# MATERIAL FOR THIS EXERCISE
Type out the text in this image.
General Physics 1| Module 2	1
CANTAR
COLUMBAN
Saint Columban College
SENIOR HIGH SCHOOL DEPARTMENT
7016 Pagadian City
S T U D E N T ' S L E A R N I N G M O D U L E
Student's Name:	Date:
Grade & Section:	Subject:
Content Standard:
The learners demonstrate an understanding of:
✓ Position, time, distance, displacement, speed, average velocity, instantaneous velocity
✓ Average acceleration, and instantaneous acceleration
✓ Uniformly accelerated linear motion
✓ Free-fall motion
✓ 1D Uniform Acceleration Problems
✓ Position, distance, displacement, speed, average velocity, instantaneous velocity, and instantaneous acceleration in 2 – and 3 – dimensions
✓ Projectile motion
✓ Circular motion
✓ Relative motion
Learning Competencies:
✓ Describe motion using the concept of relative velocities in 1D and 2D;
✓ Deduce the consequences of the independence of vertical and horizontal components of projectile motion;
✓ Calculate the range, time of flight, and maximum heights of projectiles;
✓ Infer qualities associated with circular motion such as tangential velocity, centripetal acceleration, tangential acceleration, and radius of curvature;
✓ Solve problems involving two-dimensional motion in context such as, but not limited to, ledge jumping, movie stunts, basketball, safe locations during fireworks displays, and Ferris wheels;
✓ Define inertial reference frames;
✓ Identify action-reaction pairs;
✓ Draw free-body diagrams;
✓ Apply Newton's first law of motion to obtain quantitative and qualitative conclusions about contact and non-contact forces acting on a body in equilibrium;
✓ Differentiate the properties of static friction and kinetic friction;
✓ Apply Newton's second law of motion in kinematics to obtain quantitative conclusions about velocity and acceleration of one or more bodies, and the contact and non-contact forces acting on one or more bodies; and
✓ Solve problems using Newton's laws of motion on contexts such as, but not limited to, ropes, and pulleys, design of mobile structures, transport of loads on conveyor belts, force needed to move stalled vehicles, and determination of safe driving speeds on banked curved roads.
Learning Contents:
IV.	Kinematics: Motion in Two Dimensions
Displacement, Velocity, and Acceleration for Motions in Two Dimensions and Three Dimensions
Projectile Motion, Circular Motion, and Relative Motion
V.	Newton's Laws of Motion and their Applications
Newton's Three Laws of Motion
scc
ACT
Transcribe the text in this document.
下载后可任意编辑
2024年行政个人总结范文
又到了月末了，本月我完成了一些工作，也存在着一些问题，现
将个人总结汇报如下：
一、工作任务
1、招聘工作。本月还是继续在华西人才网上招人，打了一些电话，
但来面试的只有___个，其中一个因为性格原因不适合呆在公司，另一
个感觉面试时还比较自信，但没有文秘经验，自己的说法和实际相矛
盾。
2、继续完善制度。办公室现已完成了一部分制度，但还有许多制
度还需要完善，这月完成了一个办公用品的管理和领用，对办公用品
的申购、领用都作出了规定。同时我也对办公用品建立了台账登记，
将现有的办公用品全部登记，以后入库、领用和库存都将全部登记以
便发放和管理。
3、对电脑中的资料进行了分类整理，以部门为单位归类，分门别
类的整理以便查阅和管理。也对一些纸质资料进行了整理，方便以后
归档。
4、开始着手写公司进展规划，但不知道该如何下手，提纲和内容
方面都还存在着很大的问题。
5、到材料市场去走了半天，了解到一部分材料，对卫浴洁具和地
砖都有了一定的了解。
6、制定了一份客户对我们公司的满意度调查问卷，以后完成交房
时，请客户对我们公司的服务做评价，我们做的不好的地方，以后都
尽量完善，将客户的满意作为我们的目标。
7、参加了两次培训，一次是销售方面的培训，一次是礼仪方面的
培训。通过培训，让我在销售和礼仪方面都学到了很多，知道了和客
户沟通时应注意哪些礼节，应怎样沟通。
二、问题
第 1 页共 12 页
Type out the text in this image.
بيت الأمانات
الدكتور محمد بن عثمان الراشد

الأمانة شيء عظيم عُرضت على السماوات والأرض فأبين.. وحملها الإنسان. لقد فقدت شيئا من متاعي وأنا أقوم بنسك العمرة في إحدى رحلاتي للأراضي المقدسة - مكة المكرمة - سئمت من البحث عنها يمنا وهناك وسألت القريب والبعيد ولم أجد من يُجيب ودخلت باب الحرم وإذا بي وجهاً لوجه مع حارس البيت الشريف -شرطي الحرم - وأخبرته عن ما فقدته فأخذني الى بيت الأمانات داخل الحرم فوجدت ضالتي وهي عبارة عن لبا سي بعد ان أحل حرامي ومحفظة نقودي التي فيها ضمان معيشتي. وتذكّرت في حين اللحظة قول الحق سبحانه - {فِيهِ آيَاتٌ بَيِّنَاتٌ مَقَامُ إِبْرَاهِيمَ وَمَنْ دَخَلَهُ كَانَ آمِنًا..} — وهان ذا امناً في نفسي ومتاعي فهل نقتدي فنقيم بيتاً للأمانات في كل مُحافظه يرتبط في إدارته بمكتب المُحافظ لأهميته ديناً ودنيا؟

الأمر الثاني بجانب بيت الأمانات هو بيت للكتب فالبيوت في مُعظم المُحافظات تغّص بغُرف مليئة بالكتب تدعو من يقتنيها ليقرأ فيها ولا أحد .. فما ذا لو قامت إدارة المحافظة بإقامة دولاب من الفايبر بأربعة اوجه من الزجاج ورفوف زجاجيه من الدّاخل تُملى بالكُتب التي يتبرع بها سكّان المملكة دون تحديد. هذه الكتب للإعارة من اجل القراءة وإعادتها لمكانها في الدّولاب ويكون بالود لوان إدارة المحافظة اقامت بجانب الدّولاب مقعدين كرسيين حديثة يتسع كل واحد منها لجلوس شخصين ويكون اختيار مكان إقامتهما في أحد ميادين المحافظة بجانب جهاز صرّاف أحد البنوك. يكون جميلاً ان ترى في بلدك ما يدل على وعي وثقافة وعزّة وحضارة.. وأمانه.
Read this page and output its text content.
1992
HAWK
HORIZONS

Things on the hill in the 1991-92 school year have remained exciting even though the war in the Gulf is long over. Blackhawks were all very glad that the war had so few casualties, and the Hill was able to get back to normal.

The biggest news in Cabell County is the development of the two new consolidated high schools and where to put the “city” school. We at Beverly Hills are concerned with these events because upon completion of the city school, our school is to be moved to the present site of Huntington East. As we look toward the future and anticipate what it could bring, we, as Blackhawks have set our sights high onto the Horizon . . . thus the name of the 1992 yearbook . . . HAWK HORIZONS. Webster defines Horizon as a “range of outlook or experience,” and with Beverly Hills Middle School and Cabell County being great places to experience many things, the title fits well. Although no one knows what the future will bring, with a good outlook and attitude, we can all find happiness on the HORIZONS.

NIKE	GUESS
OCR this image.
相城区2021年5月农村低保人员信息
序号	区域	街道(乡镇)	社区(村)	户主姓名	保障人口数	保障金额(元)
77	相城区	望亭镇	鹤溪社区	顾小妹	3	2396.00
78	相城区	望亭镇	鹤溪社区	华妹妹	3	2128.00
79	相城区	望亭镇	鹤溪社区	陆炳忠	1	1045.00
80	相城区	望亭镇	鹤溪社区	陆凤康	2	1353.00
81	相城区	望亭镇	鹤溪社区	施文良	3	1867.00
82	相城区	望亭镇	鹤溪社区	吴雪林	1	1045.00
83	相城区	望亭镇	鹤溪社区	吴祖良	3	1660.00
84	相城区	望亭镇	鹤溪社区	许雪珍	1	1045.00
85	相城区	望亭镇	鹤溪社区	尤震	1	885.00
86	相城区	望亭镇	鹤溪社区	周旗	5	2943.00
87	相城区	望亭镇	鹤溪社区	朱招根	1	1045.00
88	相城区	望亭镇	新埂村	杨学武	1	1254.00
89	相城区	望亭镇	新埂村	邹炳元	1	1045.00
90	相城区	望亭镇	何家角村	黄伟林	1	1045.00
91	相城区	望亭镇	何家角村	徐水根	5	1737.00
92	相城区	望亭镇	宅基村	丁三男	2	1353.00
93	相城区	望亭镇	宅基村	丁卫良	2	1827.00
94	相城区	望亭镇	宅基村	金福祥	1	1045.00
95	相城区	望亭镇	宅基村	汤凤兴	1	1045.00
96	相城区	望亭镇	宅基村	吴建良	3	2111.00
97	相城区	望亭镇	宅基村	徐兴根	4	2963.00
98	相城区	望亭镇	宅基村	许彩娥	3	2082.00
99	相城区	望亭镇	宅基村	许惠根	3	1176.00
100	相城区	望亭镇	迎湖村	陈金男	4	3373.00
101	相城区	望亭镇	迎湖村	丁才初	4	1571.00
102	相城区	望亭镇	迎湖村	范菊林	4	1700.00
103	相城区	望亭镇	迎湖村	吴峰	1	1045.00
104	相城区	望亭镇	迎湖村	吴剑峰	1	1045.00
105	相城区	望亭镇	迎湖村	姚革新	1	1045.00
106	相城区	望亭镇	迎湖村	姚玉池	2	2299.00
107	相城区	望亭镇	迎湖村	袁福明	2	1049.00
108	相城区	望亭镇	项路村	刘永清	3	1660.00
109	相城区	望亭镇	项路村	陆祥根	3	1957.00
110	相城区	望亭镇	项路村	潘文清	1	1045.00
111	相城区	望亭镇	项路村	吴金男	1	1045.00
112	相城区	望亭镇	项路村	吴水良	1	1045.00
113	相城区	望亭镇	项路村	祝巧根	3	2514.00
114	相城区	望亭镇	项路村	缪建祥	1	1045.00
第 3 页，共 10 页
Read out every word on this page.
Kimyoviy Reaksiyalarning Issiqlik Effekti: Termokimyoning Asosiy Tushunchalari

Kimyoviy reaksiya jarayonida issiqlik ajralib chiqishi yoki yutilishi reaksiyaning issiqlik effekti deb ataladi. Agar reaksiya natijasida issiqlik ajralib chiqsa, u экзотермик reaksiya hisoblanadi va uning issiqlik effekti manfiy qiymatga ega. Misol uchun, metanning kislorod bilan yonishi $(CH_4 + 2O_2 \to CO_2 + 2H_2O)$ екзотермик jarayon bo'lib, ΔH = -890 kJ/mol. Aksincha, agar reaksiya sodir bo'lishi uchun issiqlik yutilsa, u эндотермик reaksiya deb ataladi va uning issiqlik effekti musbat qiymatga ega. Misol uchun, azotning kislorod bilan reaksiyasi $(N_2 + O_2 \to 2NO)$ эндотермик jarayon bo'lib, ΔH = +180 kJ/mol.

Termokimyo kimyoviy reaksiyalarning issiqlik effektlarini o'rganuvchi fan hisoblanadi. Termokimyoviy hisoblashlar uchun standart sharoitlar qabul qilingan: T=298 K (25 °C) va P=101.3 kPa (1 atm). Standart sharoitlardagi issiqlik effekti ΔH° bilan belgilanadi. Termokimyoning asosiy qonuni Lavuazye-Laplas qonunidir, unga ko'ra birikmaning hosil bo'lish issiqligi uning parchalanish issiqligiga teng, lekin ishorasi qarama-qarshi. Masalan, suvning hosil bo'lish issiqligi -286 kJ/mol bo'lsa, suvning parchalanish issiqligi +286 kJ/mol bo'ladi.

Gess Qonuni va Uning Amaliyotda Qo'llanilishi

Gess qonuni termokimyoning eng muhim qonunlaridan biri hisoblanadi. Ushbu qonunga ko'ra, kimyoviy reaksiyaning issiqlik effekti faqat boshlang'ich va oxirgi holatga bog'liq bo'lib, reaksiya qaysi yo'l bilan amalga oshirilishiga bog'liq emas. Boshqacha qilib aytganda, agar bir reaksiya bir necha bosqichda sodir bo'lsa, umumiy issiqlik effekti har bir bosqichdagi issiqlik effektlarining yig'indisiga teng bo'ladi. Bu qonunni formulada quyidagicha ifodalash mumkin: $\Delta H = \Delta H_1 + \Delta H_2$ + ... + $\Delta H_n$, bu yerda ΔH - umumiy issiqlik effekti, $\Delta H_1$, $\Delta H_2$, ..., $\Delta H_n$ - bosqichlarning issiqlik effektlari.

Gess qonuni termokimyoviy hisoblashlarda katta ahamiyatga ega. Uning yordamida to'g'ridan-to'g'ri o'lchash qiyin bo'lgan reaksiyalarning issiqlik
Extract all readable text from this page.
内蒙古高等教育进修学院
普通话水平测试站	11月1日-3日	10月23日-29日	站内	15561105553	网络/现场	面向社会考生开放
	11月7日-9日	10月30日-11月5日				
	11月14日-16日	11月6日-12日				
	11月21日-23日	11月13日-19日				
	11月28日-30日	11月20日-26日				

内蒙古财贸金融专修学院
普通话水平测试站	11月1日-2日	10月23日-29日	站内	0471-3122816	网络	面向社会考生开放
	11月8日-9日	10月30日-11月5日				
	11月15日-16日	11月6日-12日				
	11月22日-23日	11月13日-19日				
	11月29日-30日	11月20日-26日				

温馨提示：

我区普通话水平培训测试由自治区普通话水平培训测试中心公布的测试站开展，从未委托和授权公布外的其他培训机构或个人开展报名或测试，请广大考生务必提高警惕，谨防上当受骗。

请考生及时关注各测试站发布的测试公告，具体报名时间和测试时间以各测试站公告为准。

# TO DO
Check each line of the records above for "body", and copy those that have it.

# WRITTEN SOLUTION
✓ Draw free-body diagrams;
✓ Apply Newton's first law of motion to obtain quantitative and qualitative conclusions about contact and non-contact forces acting on a body in equilibrium;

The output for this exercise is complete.